Extracted data entries:
╭──
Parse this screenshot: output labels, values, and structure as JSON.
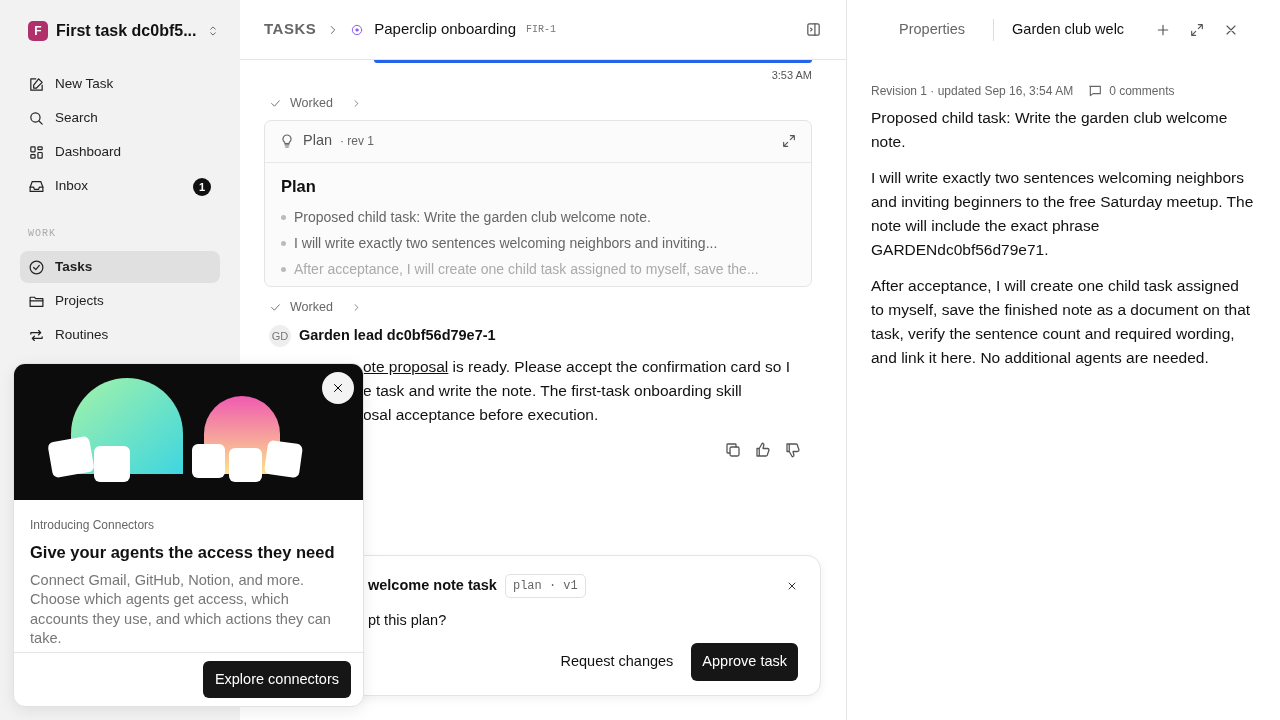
{
  "workspace": {
    "initial": "F",
    "name": "First task dc0bf5..."
  },
  "nav": [
    {
      "label": "New Task",
      "selected": false
    },
    {
      "label": "Search",
      "selected": false
    },
    {
      "label": "Dashboard",
      "selected": false
    },
    {
      "label": "Inbox",
      "badge": "1",
      "selected": false
    }
  ],
  "section": {
    "title": "WORK",
    "items": [
      {
        "label": "Tasks",
        "selected": true
      },
      {
        "label": "Projects",
        "selected": false
      },
      {
        "label": "Routines",
        "selected": false
      }
    ]
  },
  "header": {
    "crumb": "TASKS",
    "title": "Paperclip onboarding",
    "code": "FIR-1"
  },
  "feed": {
    "timestamp": "3:53 AM",
    "items": [
      {
        "kind": "worked",
        "label": "Worked"
      },
      {
        "kind": "plan",
        "title": "Plan",
        "rev": "· rev 1",
        "heading": "Plan",
        "bullets": [
          {
            "text": "Proposed child task: Write the garden club welcome note.",
            "faded": false
          },
          {
            "text": "I will write exactly two sentences welcoming neighbors and inviting...",
            "faded": false
          },
          {
            "text": "After acceptance, I will create one child task assigned to myself, save the...",
            "faded": true
          }
        ]
      },
      {
        "kind": "worked",
        "label": "Worked"
      },
      {
        "kind": "message",
        "avatar": "GD",
        "author": "Garden lead dc0bf56d79e7-1",
        "link": "ote proposal",
        "lines": [
          " is ready. Please accept the confirmation card so I",
          "e task and write the note. The first-task onboarding skill",
          "osal acceptance before execution."
        ]
      }
    ]
  },
  "approval": {
    "title": "welcome note task",
    "tag": "plan · v1",
    "question": "pt this plan?",
    "buttons": [
      {
        "label": "Request changes",
        "kind": "plain"
      },
      {
        "label": "Approve task",
        "kind": "primary"
      }
    ]
  },
  "panel": {
    "tabs": [
      {
        "label": "Properties",
        "selected": false
      },
      {
        "label": "Garden club welc",
        "selected": true
      }
    ],
    "meta": "Revision 1 · updated Sep 16, 3:54 AM",
    "comments": "0 comments",
    "paragraphs": [
      "Proposed child task: Write the garden club welcome note.",
      "I will write exactly two sentences welcoming neighbors and inviting beginners to the free Saturday meetup. The note will include the exact phrase GARDENdc0bf56d79e71.",
      "After acceptance, I will create one child task assigned to myself, save the finished note as a document on that task, verify the sentence count and required wording, and link it here. No additional agents are needed."
    ]
  },
  "popup": {
    "eyebrow": "Introducing Connectors",
    "title": "Give your agents the access they need",
    "body": "Connect Gmail, GitHub, Notion, and more. Choose which agents get access, which accounts they use, and which actions they can take.",
    "button": "Explore connectors"
  }
}
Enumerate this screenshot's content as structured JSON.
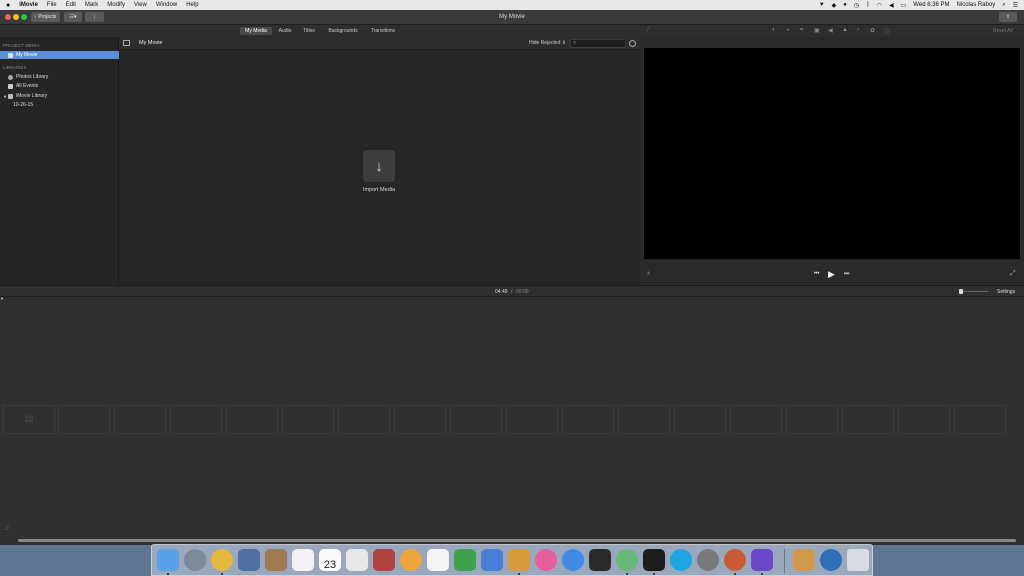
{
  "menubar": {
    "apple": "",
    "app": "iMovie",
    "items": [
      "File",
      "Edit",
      "Mark",
      "Modify",
      "View",
      "Window",
      "Help"
    ],
    "clock": "Wed 6:36 PM",
    "user": "Nicolas Raboy"
  },
  "toolbar": {
    "projects_label": "Projects",
    "window_title": "My Movie"
  },
  "tabs": [
    "My Media",
    "Audio",
    "Titles",
    "Backgrounds",
    "Transitions"
  ],
  "sidebar": {
    "project_media_header": "PROJECT MEDIA",
    "project_item": "My Movie",
    "libraries_header": "LIBRARIES",
    "libraries": [
      "Photos Library",
      "All Events",
      "iMovie Library"
    ],
    "event": "10-26-15"
  },
  "browser": {
    "title": "My Movie",
    "filter": "Hide Rejected",
    "import_label": "Import Media"
  },
  "viewer": {
    "reset_label": "Reset All"
  },
  "timeline": {
    "current_time": "04:49",
    "separator": "/",
    "total_time": "00:00",
    "settings_label": "Settings"
  },
  "dock": {
    "calendar_day": "23"
  }
}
╰──
> **The exercise**
Copy each line of the records that contains the word "will".

> **Reply**
            "text": "I will write exactly two sentences welcoming neighbors and inviting...",
            "text": "After acceptance, I will create one child task assigned to myself, save the...",
      "I will write exactly two sentences welcoming neighbors and inviting beginners to the free Saturday meetup. The note will include the exact phrase GARDENdc0bf56d79e71.",
      "After acceptance, I will create one child task assigned to myself, save the finished note as a document on that task, verify the sentence count and required wording, and link it here. No additional agents are needed."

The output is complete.